TO DO | Search the data below for "Validation"; list each line that holds it.

(Stored data)
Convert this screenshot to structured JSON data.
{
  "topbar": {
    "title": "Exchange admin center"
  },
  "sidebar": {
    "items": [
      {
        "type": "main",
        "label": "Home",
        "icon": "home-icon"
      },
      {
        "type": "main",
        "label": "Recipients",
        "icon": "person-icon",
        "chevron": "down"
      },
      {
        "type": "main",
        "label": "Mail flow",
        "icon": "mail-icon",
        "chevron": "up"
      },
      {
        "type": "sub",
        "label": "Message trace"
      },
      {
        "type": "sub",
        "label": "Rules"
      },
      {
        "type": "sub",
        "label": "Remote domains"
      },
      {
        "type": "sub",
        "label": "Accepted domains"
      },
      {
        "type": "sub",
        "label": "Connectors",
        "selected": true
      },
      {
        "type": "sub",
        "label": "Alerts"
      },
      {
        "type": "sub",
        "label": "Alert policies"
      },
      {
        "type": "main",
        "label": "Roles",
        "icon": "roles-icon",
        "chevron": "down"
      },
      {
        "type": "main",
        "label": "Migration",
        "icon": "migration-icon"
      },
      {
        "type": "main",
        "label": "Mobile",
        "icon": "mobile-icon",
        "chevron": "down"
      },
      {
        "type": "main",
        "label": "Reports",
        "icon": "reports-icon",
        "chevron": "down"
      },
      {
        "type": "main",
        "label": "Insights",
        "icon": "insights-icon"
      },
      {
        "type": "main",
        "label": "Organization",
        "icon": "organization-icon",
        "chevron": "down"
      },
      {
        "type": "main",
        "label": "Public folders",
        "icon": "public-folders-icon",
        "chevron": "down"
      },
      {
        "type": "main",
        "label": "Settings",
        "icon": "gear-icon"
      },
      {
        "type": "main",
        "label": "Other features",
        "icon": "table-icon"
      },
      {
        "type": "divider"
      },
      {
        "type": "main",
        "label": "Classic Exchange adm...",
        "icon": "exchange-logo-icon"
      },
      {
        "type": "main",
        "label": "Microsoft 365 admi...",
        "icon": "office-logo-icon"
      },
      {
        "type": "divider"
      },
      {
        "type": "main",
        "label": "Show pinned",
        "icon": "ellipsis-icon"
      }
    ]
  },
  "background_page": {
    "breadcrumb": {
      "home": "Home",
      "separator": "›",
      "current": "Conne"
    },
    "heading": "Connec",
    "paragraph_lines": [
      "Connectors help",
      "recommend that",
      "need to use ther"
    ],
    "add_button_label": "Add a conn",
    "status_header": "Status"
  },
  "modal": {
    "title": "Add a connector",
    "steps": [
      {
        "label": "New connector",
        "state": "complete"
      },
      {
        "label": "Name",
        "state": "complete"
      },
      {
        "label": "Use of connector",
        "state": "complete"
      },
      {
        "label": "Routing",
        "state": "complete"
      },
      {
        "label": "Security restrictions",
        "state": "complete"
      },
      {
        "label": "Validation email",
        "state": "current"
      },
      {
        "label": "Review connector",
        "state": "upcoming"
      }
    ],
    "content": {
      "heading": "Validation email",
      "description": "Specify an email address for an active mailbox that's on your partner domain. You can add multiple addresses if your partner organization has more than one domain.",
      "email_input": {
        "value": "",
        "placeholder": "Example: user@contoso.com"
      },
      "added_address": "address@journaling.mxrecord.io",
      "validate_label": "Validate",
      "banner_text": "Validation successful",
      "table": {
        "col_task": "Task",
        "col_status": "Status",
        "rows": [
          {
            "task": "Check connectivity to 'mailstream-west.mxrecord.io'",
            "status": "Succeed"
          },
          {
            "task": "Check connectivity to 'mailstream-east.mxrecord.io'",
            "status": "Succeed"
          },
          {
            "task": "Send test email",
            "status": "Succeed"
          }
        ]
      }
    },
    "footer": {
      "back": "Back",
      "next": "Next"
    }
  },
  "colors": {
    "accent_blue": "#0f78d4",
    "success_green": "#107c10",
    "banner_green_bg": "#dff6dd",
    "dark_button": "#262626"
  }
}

---

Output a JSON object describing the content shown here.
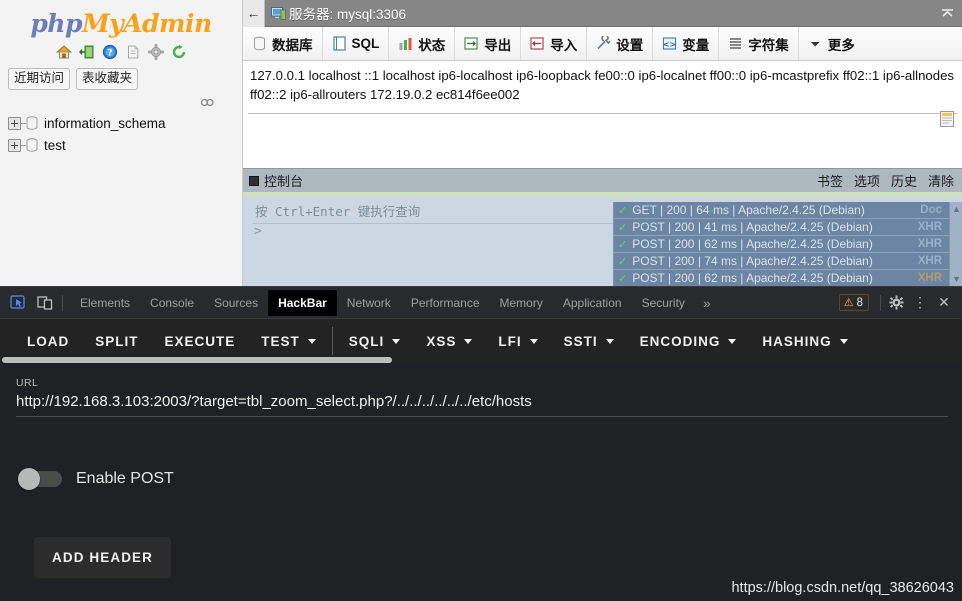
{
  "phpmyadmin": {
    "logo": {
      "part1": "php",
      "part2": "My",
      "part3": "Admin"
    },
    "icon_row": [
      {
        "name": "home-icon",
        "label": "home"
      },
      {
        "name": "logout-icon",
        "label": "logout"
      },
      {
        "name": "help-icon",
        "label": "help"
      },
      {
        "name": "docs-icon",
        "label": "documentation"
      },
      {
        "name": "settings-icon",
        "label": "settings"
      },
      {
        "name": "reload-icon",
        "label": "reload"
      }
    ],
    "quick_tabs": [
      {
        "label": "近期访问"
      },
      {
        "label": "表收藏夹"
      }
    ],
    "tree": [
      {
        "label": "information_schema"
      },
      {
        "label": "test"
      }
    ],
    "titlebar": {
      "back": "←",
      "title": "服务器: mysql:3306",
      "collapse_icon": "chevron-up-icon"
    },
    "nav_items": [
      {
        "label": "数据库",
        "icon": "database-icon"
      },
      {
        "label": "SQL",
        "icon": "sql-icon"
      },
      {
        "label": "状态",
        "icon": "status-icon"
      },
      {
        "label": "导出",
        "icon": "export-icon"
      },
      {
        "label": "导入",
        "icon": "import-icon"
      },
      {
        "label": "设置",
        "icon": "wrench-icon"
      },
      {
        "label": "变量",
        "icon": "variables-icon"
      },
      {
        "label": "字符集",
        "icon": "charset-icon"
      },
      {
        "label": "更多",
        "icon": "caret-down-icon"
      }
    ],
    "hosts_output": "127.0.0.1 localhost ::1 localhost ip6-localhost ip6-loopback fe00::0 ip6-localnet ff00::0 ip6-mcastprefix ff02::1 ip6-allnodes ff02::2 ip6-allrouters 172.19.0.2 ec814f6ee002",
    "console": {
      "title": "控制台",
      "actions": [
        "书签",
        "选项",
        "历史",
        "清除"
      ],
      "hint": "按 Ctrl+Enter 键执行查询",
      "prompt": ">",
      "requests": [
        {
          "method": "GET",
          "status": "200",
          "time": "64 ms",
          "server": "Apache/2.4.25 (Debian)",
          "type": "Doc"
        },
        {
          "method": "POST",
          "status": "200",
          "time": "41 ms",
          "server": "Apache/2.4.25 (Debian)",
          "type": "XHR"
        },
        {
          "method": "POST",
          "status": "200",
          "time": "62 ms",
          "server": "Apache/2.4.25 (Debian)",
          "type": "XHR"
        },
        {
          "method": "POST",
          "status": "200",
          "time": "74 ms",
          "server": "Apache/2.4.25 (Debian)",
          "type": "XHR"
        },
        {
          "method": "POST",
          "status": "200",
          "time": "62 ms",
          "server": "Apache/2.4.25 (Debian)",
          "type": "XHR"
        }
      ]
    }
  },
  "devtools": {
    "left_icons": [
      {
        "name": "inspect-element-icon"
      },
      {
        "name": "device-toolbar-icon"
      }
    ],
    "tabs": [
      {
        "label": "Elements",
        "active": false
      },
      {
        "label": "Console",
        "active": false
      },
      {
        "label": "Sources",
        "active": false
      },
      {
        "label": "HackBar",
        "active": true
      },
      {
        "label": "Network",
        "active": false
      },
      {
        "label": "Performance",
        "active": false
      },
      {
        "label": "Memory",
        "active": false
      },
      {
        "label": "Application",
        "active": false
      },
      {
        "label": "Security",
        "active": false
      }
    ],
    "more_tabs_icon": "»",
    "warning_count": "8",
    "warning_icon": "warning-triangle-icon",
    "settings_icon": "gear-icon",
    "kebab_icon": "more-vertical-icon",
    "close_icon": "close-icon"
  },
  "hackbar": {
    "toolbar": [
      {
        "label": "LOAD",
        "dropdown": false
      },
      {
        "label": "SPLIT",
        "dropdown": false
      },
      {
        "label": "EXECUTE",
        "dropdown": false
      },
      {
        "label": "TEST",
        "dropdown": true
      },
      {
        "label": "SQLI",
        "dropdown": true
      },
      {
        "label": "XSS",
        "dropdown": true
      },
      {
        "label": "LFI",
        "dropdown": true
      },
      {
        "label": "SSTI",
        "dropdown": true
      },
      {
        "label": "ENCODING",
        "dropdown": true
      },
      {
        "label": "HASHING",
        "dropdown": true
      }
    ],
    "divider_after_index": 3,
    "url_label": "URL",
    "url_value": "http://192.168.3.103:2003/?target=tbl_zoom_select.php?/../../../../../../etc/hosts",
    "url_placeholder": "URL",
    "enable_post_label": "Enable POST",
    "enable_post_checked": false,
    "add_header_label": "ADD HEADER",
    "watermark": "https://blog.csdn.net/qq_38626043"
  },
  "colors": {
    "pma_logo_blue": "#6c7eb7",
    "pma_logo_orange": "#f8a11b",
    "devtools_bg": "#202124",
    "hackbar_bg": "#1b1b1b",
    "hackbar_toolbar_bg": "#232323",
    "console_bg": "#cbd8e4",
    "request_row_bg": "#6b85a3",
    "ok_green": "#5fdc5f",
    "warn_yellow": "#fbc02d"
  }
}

* * *

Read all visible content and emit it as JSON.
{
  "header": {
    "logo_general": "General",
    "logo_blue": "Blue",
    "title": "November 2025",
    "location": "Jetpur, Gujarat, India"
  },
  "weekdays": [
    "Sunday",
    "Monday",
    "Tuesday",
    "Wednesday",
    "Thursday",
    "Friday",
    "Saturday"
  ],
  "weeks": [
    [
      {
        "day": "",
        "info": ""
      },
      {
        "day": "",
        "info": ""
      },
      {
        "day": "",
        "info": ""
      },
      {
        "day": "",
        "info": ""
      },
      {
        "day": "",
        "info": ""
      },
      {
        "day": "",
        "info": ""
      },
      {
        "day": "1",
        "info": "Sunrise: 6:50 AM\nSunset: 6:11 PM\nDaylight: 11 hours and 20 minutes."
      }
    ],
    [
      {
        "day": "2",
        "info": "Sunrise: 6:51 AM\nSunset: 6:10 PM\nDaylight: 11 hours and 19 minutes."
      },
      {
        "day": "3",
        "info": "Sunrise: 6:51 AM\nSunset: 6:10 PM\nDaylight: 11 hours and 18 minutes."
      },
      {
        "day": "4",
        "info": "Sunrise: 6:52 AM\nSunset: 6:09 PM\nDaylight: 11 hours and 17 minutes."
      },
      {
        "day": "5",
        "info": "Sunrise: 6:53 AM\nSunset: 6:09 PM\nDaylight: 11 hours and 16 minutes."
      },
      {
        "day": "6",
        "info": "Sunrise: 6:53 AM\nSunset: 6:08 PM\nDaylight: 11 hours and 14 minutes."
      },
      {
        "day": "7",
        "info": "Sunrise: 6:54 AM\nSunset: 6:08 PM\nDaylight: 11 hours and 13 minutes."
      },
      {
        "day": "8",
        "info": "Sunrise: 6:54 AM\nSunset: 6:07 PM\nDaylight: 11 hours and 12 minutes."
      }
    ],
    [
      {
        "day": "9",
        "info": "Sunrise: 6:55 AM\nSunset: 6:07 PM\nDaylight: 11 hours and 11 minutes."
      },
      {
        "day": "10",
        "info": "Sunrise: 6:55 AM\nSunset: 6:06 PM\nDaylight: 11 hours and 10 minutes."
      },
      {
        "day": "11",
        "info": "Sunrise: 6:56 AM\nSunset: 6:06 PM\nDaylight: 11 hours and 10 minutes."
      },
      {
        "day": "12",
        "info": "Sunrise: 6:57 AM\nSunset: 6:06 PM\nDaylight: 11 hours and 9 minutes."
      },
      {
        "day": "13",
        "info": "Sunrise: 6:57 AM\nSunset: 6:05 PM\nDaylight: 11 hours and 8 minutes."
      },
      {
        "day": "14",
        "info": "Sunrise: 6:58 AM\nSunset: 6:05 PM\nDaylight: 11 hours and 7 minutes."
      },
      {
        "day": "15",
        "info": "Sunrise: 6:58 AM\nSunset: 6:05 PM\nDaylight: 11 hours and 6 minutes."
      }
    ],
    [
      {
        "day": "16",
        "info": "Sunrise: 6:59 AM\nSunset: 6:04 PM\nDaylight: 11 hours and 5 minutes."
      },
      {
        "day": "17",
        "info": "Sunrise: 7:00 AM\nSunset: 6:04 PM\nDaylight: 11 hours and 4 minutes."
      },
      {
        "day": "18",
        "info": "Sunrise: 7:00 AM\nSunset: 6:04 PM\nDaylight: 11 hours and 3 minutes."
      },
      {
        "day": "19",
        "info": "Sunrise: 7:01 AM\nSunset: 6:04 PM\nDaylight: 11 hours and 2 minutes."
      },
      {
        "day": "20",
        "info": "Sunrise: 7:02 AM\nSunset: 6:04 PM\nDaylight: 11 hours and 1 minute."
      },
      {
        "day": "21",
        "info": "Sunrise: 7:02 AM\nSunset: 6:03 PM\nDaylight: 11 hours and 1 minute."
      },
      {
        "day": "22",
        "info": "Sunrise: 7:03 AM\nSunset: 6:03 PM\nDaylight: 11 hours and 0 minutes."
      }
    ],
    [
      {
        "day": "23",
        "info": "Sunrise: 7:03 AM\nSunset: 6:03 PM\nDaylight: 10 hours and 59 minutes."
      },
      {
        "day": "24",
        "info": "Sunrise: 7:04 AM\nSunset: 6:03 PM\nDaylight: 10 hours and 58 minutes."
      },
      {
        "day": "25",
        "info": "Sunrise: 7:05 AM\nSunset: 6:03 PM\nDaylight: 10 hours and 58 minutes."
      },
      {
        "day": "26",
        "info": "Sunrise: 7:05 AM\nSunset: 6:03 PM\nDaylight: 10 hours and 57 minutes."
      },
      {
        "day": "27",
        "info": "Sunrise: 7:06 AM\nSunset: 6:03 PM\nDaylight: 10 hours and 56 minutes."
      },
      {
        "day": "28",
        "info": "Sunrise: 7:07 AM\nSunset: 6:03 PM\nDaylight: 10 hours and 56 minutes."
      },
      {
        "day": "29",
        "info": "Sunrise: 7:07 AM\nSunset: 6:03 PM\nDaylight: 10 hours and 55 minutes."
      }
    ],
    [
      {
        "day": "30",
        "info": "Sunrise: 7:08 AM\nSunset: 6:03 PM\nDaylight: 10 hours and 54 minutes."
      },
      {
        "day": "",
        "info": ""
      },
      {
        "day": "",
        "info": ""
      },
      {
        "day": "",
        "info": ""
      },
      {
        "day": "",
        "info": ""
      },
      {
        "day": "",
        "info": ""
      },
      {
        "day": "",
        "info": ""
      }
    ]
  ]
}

WORKED SOLUTION |
        "label": "Validation email",
      "heading": "Validation email",
      "banner_text": "Validation successful",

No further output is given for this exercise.